▶ **Data shown**
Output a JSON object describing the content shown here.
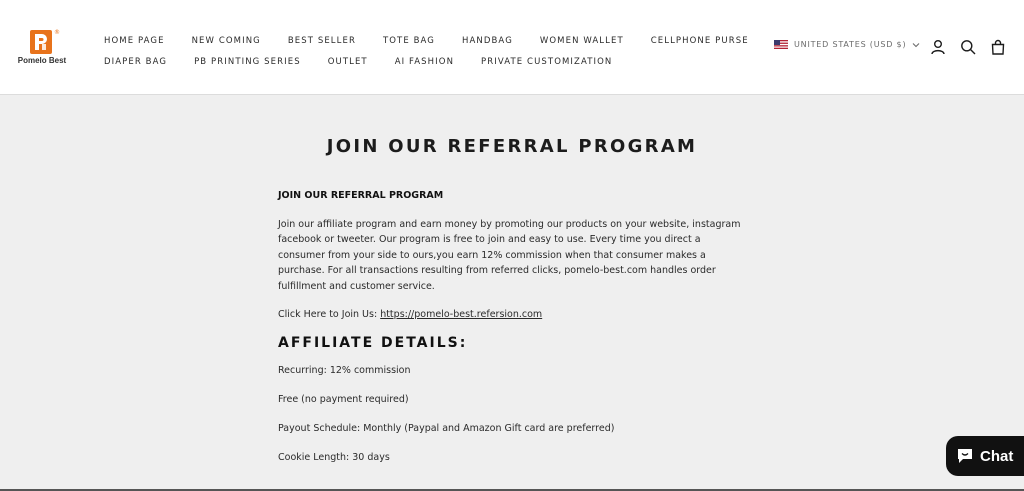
{
  "header": {
    "logo_text": "Pomelo Best",
    "logo_reg": "®",
    "brand_color": "#e8731b",
    "nav_row1": [
      "HOME PAGE",
      "NEW COMING",
      "BEST SELLER",
      "TOTE BAG",
      "HANDBAG",
      "WOMEN WALLET",
      "CELLPHONE PURSE"
    ],
    "nav_row2": [
      "DIAPER BAG",
      "PB PRINTING SERIES",
      "OUTLET",
      "AI FASHION",
      "PRIVATE CUSTOMIZATION"
    ],
    "locale": "UNITED STATES (USD $)",
    "icons": [
      "us-flag-icon",
      "account-icon",
      "search-icon",
      "cart-bag-icon"
    ]
  },
  "main": {
    "page_title": "JOIN OUR REFERRAL PROGRAM",
    "content_heading": "JOIN OUR REFERRAL PROGRAM",
    "intro": "Join our affiliate program and earn money by promoting our products on your website, instagram facebook or tweeter. Our program is free to join and easy to use. Every time you direct a consumer from your side to ours,you earn 12% commission when that consumer makes a purchase. For all transactions resulting from referred clicks, pomelo-best.com handles order fulfillment and customer service.",
    "join_prefix": "Click Here to Join Us: ",
    "join_link": "https://pomelo-best.refersion.com",
    "details_heading": "AFFILIATE DETAILS:",
    "details": [
      "Recurring: 12% commission",
      "Free (no payment required)",
      "Payout Schedule: Monthly (Paypal and Amazon Gift card are preferred)",
      "Cookie Length: 30 days"
    ]
  },
  "chat": {
    "label": "Chat"
  }
}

▶ **Written task**
Reproduce every line exactly and omit all pictures.

▶ **Response to the task**
Output a JSON object describing the content shown here.
{
  "header": {
    "logo_text": "Pomelo Best",
    "logo_reg": "®",
    "brand_color": "#e8731b",
    "nav_row1": [
      "HOME PAGE",
      "NEW COMING",
      "BEST SELLER",
      "TOTE BAG",
      "HANDBAG",
      "WOMEN WALLET",
      "CELLPHONE PURSE"
    ],
    "nav_row2": [
      "DIAPER BAG",
      "PB PRINTING SERIES",
      "OUTLET",
      "AI FASHION",
      "PRIVATE CUSTOMIZATION"
    ],
    "locale": "UNITED STATES (USD $)",
    "icons": [
      "us-flag-icon",
      "account-icon",
      "search-icon",
      "cart-bag-icon"
    ]
  },
  "main": {
    "page_title": "JOIN OUR REFERRAL PROGRAM",
    "content_heading": "JOIN OUR REFERRAL PROGRAM",
    "intro": "Join our affiliate program and earn money by promoting our products on your website, instagram facebook or tweeter. Our program is free to join and easy to use. Every time you direct a consumer from your side to ours,you earn 12% commission when that consumer makes a purchase. For all transactions resulting from referred clicks, pomelo-best.com handles order fulfillment and customer service.",
    "join_prefix": "Click Here to Join Us: ",
    "join_link": "https://pomelo-best.refersion.com",
    "details_heading": "AFFILIATE DETAILS:",
    "details": [
      "Recurring: 12% commission",
      "Free (no payment required)",
      "Payout Schedule: Monthly (Paypal and Amazon Gift card are preferred)",
      "Cookie Length: 30 days"
    ]
  },
  "chat": {
    "label": "Chat"
  }
}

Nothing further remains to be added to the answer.